TASK PROMPT:
For the material that follows, list every line containing the word "disturbed".

GIVEN ENTRIES:
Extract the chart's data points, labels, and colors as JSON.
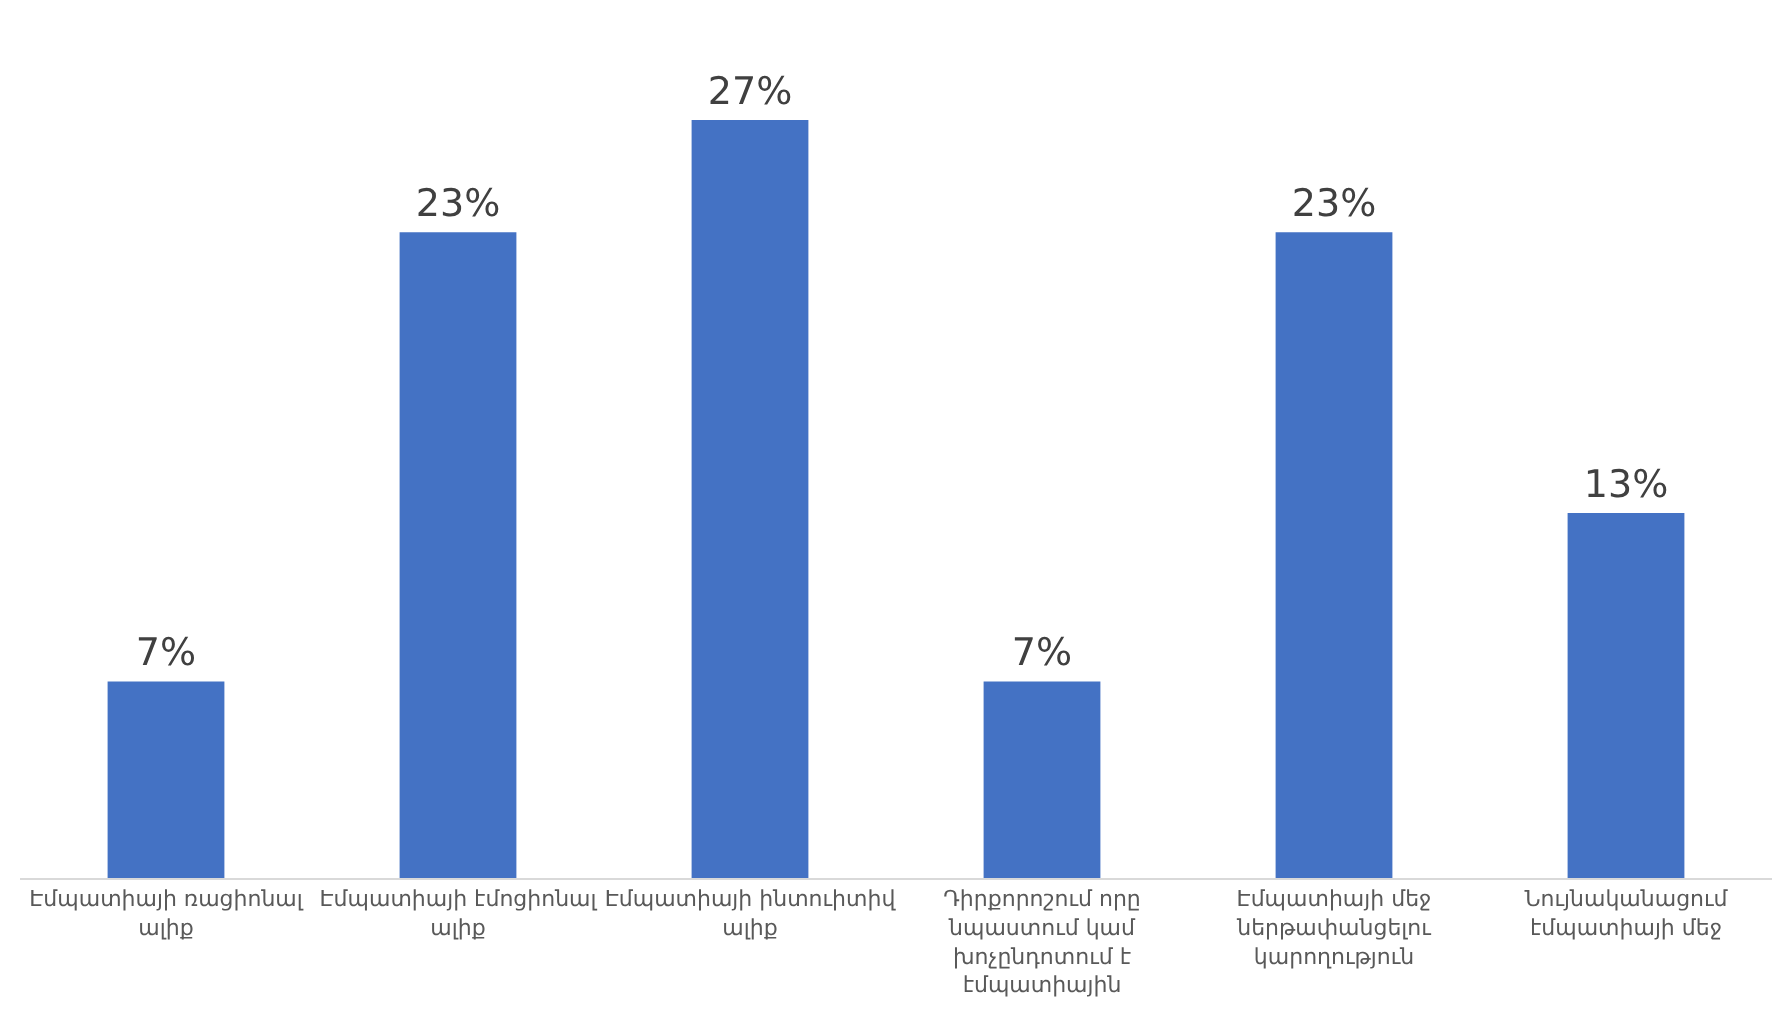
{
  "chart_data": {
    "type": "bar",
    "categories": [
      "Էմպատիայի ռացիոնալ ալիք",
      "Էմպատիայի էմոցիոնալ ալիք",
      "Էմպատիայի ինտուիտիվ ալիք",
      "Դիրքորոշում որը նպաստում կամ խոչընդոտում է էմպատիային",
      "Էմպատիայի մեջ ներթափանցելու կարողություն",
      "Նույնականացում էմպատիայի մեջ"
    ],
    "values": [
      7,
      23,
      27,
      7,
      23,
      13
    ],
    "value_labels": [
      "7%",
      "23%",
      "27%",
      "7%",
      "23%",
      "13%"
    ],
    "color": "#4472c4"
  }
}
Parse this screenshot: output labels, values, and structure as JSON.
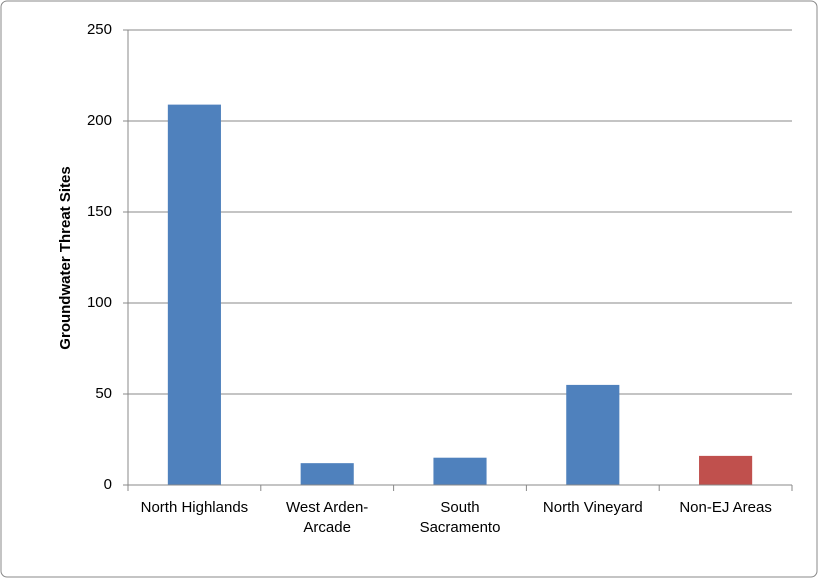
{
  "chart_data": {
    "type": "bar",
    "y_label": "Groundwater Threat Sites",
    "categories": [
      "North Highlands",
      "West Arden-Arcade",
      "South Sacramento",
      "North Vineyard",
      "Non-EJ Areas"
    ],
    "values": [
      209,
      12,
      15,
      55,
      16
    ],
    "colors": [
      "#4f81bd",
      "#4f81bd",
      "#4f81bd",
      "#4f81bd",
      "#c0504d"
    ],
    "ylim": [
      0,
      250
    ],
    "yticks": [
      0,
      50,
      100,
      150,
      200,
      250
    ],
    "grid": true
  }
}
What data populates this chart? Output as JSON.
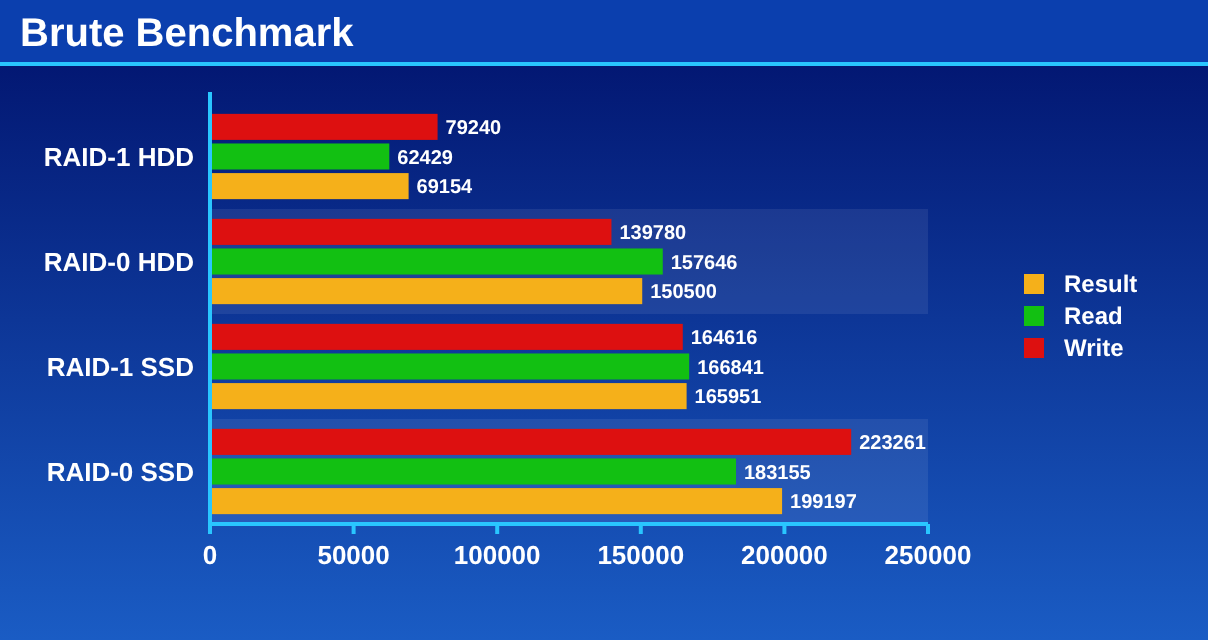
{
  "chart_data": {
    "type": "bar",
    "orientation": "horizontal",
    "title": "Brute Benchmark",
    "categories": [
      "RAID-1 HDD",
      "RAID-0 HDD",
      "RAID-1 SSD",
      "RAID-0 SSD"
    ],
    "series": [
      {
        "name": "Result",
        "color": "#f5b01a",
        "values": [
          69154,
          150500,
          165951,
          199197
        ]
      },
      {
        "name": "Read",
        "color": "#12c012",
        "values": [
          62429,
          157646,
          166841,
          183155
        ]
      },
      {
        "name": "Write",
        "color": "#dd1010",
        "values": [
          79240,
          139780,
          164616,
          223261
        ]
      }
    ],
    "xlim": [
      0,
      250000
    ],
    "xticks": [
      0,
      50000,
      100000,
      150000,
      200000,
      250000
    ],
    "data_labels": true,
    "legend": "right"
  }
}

--

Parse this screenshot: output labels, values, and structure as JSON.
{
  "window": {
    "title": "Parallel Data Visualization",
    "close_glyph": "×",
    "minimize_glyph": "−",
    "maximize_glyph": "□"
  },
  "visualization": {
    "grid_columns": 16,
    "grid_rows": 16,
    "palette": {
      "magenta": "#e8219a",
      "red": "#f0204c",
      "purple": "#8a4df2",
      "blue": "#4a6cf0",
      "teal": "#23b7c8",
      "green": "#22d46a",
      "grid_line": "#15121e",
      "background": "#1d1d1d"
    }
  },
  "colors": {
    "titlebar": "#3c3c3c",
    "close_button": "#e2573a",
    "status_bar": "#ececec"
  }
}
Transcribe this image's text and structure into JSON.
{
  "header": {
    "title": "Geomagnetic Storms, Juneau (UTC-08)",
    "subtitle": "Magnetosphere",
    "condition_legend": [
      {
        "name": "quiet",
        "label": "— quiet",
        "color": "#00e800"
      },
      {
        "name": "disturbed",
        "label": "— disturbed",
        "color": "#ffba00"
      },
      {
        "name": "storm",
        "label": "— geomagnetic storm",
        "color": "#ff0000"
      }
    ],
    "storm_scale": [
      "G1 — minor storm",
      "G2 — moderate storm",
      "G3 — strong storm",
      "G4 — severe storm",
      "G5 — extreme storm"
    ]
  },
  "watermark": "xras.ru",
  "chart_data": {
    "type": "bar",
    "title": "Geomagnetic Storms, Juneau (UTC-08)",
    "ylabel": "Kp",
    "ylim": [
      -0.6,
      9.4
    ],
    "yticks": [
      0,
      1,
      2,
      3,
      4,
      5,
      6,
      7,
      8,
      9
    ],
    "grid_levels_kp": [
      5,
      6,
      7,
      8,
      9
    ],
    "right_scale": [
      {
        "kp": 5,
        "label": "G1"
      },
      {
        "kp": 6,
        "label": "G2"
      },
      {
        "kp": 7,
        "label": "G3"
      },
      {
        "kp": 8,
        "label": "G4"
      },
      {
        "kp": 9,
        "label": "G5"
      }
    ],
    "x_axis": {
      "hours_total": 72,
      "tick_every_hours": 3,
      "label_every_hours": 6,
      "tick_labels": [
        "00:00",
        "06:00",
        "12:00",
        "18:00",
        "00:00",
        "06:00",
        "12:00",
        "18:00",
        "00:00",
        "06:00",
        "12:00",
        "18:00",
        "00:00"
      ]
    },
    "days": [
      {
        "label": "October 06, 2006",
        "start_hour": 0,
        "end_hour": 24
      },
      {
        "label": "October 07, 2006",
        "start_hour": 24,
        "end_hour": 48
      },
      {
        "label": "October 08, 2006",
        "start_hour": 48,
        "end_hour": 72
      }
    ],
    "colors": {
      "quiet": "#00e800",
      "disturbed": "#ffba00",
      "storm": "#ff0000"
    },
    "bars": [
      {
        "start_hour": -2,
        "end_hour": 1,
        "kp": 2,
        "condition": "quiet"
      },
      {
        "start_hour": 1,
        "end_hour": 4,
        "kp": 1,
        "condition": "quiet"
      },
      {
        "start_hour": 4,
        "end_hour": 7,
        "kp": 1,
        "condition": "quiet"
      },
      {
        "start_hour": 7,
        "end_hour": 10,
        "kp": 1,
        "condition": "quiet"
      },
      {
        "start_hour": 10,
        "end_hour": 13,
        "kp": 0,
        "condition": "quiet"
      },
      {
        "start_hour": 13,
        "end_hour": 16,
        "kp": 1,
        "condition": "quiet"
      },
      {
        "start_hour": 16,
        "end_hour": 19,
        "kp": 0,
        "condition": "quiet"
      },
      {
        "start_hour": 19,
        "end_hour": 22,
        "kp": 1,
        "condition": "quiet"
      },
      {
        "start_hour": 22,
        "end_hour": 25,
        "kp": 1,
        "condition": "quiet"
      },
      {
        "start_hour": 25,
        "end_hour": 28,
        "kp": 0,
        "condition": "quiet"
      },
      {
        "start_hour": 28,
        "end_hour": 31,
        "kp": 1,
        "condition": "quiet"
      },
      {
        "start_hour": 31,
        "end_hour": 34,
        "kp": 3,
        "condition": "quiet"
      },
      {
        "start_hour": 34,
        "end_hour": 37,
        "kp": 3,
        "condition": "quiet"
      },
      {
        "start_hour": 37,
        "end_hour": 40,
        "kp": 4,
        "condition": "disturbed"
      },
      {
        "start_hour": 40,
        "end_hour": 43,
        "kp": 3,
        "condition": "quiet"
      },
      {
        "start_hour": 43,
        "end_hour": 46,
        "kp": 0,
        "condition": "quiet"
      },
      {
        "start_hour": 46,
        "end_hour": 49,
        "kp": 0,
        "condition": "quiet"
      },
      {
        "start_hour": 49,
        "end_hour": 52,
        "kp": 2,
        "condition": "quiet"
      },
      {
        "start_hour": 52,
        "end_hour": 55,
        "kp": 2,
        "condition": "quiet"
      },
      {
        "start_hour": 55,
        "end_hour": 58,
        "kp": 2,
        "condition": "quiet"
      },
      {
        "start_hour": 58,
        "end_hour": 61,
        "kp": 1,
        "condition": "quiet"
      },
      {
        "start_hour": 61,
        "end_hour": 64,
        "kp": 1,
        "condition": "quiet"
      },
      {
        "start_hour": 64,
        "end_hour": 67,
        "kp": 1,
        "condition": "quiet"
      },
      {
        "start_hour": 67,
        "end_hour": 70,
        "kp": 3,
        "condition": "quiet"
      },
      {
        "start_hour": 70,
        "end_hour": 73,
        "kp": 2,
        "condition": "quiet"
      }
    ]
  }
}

FINISHED EXERCISE:
        "name": "disturbed",
        "label": "— disturbed",
      "disturbed": "#ffba00",
        "condition": "disturbed"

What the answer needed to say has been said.